-- Passage to read --
——
This was a couple of scruffy hippies, Alex and Jason, who played on the same bill as the short-lived band of which I was a member one evening at The Buffalo Rock Club in Baldock. I think it was usually a Country and Western venue hence the naff name. Their set comprised Alex randomly hitting parts of the drum kit with a lengthy gap between each strike whilst Jason stood at the front of the stage leaning on the microphone stand repeating the words "Are we annoying you yet?".

It took 20 whole minutes for the man who ran the club to become suitably annoyed and drag them off the stage.
(, Thu 30 Dec 2010, 12:57, Reply)
Modern Talking sucked like a Dyson.
And their name sounds like a euphemism for throwing up, which is fittting considering their nauseating audio-barf. Also, Dieter Bohlen is a grade-A douche.
(, Thu 30 Dec 2010, 12:53, 3 replies)
Though they're long gone
I would like to nominate The Doors as a band never to be heard again.

Honestly I've never understood their appeal. Morrison had a great voice and was charismatic, but their music was dreadful. I mean, try to read the following aloud as a poem:

You know that it would be untrue
You know that I would be a liar
If I was to say to you
Girl, we couldn't get much higher
Come on baby, light my fire
Come on baby, light my fire
Try to set the night on fire

The time to hesitate is through
No time to wallow in the mire
Try now we can only lose
And our love become a funeral pyre
Come on baby, light my fire
Come on baby, light my fire
Try to set the night on fire, yeah

Did you sound like a retard? Come on, be honest...
(, Thu 30 Dec 2010, 12:43, 18 replies)
Bullet For My Valentine
need a bullet through the head......allahu akbar!
——
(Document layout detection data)
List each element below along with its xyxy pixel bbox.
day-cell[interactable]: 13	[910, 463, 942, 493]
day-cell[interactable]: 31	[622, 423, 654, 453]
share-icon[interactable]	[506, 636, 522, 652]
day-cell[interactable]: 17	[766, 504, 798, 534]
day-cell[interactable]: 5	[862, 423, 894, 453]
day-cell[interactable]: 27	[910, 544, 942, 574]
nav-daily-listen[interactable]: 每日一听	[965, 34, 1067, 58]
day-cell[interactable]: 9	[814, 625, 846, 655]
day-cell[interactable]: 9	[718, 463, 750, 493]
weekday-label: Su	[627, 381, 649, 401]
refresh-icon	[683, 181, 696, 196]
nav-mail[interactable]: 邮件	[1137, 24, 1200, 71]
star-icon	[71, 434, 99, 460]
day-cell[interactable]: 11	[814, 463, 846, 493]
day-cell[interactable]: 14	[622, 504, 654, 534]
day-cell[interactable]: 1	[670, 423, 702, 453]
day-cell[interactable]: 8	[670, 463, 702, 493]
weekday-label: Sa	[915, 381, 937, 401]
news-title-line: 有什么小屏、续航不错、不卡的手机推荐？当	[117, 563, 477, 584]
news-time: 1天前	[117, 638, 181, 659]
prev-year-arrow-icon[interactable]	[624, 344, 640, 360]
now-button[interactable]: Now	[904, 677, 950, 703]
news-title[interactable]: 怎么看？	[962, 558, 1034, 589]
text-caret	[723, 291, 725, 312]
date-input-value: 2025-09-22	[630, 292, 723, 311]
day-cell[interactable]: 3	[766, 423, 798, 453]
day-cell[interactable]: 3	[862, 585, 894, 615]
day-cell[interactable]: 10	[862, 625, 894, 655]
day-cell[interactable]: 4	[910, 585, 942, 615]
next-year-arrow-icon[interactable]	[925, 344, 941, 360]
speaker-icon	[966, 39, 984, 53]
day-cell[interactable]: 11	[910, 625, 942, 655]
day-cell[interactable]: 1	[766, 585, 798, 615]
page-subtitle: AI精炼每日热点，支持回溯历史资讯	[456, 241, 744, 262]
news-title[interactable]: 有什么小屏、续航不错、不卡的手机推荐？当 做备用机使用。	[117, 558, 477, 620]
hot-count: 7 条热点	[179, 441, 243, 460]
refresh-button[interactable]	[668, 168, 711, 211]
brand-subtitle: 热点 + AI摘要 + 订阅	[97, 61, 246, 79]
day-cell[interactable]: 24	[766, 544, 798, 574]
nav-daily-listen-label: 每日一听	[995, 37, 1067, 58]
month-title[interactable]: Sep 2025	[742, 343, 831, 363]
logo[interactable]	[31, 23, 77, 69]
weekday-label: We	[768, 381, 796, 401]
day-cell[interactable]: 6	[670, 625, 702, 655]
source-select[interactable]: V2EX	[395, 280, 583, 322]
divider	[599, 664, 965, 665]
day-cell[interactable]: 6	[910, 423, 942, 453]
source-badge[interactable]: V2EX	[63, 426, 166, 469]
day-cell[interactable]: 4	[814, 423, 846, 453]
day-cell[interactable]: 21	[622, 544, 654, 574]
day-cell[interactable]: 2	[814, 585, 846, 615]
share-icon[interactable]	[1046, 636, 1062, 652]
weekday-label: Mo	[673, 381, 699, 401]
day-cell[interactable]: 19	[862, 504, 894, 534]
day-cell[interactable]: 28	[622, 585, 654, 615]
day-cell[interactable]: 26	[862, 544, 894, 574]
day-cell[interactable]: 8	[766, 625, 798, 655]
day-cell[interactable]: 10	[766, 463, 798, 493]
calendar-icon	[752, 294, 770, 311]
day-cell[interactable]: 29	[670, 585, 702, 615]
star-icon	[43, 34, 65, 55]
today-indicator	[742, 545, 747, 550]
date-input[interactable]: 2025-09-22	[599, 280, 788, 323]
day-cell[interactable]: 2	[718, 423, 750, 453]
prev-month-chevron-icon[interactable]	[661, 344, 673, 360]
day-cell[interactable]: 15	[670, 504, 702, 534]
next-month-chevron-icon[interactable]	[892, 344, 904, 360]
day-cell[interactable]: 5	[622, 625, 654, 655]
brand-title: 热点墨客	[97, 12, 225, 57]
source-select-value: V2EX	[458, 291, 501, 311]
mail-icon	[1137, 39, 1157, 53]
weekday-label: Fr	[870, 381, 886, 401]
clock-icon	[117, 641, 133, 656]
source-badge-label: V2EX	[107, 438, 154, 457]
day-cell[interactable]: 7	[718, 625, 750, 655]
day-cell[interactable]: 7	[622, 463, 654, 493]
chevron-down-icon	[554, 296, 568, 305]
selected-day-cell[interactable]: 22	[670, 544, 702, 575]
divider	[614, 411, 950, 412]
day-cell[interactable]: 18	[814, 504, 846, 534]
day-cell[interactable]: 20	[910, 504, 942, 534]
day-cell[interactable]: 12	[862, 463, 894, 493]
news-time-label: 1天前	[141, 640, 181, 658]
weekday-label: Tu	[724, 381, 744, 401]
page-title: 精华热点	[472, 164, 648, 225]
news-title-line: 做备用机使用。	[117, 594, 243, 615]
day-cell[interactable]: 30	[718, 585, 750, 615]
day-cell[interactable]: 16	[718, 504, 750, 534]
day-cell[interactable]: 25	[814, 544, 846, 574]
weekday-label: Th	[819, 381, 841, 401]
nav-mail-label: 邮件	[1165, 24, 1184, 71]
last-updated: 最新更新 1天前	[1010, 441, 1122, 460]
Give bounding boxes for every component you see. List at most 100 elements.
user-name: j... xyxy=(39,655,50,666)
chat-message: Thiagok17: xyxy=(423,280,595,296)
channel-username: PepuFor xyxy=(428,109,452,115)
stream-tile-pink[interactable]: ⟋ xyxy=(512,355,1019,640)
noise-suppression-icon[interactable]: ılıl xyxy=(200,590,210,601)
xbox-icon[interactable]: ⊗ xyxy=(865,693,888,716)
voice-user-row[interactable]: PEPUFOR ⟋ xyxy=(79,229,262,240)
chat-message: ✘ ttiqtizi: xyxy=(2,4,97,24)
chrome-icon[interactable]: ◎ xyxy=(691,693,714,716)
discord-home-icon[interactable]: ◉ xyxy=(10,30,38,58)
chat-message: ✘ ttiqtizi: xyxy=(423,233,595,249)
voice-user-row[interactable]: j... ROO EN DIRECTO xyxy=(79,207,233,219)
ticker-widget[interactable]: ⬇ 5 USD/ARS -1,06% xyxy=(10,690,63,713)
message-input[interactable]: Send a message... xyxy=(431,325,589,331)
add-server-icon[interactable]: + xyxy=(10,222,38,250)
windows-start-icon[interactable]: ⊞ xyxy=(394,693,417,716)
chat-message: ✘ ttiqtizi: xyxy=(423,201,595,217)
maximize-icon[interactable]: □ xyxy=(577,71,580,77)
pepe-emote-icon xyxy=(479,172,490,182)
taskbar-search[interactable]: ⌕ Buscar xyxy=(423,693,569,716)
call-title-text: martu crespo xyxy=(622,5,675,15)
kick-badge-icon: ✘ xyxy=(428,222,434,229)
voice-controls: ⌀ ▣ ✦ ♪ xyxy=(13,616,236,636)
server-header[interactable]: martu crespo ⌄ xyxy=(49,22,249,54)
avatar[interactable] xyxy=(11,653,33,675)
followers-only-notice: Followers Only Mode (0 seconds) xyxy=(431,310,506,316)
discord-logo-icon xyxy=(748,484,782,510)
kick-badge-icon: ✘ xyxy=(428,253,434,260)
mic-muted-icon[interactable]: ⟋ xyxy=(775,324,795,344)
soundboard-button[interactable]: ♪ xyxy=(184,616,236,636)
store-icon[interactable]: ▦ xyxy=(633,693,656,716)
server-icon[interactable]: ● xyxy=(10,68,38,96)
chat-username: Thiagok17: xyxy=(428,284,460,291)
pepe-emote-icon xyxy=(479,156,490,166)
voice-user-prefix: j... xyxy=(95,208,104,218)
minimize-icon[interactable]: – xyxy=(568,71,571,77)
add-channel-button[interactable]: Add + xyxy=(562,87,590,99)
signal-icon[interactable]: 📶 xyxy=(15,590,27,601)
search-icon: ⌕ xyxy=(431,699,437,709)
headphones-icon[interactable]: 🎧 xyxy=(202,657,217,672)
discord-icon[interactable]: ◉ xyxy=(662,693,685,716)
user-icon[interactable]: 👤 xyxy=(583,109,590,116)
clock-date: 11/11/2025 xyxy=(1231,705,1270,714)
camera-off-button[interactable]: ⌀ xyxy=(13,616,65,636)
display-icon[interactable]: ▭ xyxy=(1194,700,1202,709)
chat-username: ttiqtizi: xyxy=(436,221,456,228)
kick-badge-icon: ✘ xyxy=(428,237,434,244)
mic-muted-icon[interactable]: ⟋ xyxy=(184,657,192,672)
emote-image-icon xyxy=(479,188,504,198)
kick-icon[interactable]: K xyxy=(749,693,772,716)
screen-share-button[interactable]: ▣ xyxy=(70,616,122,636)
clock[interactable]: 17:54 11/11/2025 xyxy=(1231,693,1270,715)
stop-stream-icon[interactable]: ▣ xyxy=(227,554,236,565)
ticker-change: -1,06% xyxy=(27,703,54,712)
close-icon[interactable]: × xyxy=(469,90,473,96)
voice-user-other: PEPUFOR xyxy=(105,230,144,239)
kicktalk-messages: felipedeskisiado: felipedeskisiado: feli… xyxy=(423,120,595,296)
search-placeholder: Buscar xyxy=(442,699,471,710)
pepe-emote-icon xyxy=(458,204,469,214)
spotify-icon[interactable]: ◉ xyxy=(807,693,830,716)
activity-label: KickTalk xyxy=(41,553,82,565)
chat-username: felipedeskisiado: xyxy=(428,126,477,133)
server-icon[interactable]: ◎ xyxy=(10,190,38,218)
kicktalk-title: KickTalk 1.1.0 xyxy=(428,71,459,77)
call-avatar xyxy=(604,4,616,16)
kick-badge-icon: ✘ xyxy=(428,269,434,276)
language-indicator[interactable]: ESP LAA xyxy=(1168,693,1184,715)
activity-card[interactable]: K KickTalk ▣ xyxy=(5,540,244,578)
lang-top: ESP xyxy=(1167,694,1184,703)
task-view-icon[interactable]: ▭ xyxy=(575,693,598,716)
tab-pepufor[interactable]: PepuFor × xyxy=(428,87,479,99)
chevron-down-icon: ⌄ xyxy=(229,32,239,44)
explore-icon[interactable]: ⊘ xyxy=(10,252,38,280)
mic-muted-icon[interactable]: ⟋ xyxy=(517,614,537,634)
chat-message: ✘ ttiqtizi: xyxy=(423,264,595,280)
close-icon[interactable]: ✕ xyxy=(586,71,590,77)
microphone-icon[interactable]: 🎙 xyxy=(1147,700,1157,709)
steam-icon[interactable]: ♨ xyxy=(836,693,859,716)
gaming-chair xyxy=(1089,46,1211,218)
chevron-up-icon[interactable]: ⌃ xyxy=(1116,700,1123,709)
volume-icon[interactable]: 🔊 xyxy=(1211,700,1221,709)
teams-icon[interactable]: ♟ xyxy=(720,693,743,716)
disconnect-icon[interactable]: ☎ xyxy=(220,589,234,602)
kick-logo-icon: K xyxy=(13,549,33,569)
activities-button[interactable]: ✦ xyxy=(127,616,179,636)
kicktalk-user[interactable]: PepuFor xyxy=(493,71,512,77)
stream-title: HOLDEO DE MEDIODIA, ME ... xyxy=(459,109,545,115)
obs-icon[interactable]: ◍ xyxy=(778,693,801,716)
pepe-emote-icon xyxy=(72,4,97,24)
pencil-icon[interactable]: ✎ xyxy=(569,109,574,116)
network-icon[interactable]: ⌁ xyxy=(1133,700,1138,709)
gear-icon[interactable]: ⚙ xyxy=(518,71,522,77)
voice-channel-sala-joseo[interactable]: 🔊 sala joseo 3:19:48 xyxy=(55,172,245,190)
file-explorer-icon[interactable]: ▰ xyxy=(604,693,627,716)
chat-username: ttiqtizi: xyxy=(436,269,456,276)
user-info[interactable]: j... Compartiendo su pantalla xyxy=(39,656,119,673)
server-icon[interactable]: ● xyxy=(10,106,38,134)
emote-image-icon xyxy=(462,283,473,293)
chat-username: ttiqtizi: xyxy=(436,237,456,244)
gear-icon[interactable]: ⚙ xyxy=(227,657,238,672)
——
-- Required work --
Translate this sentence from the posts about bands into French: "It took 20 whole minutes for the man who ran the club to become suitably annoyed and drag them off the stage."

-- Answer section --
Il a fallu 20 bonnes minutes pour que l'homme qui dirigeait le club soit suffisamment agacé et les traîne hors de la scène.